_Task to carry out_
In this exercise, return the whole listing exactly, excluding any images.

— start of Available data —

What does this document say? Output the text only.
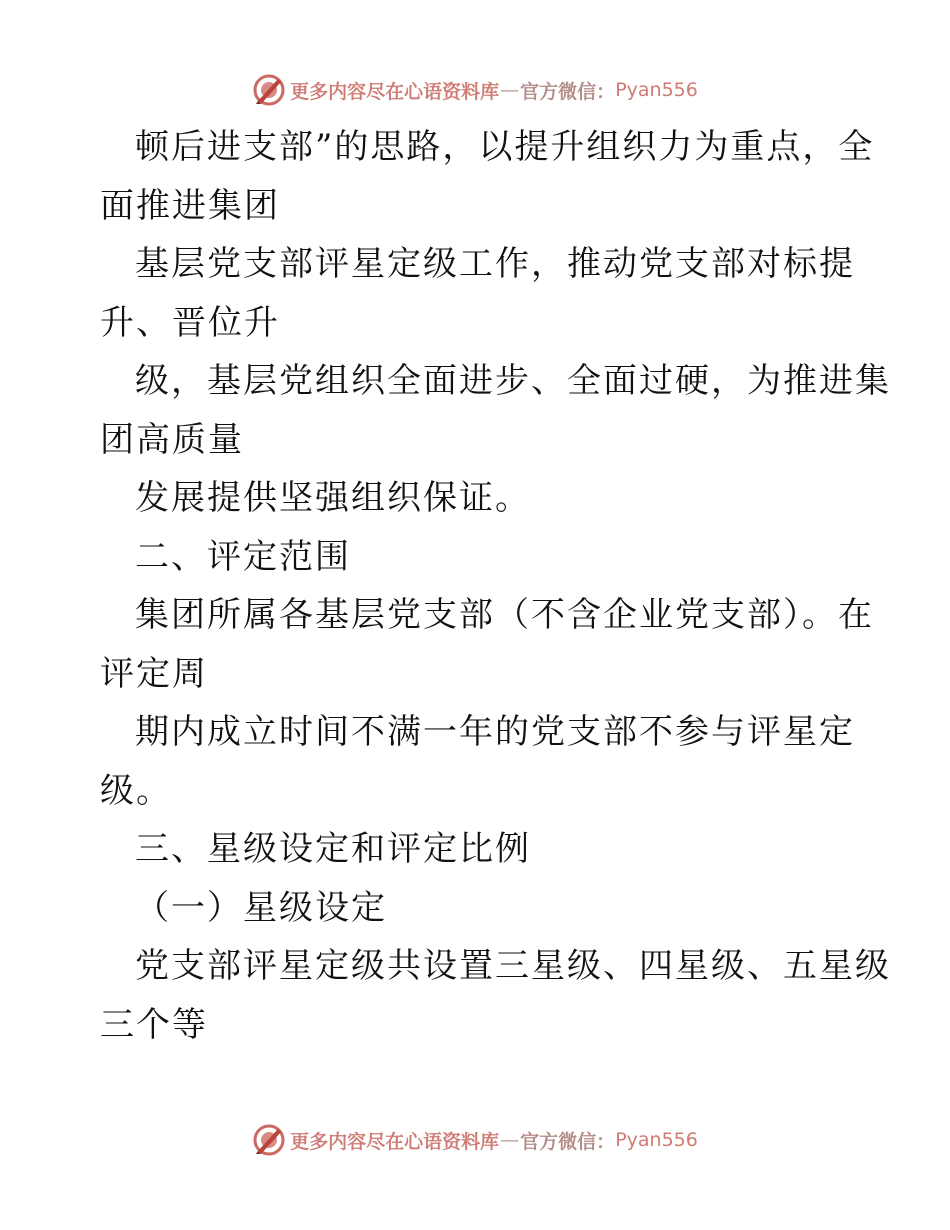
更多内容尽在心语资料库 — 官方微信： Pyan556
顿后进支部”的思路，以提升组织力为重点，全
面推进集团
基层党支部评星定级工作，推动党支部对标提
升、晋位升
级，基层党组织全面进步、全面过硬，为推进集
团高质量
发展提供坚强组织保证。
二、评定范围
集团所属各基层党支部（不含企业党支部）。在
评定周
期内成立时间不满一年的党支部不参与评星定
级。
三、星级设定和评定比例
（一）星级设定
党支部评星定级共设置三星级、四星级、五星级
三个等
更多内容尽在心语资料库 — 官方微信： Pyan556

— end of Available data —

_Reply to the exercise_
What does this document say? Output the text only.
更多内容尽在心语资料库 — 官方微信： Pyan556
顿后进支部”的思路，以提升组织力为重点，全
面推进集团
基层党支部评星定级工作，推动党支部对标提
升、晋位升
级，基层党组织全面进步、全面过硬，为推进集
团高质量
发展提供坚强组织保证。
二、评定范围
集团所属各基层党支部（不含企业党支部）。在
评定周
期内成立时间不满一年的党支部不参与评星定
级。
三、星级设定和评定比例
（一）星级设定
党支部评星定级共设置三星级、四星级、五星级
三个等
更多内容尽在心语资料库 — 官方微信： Pyan556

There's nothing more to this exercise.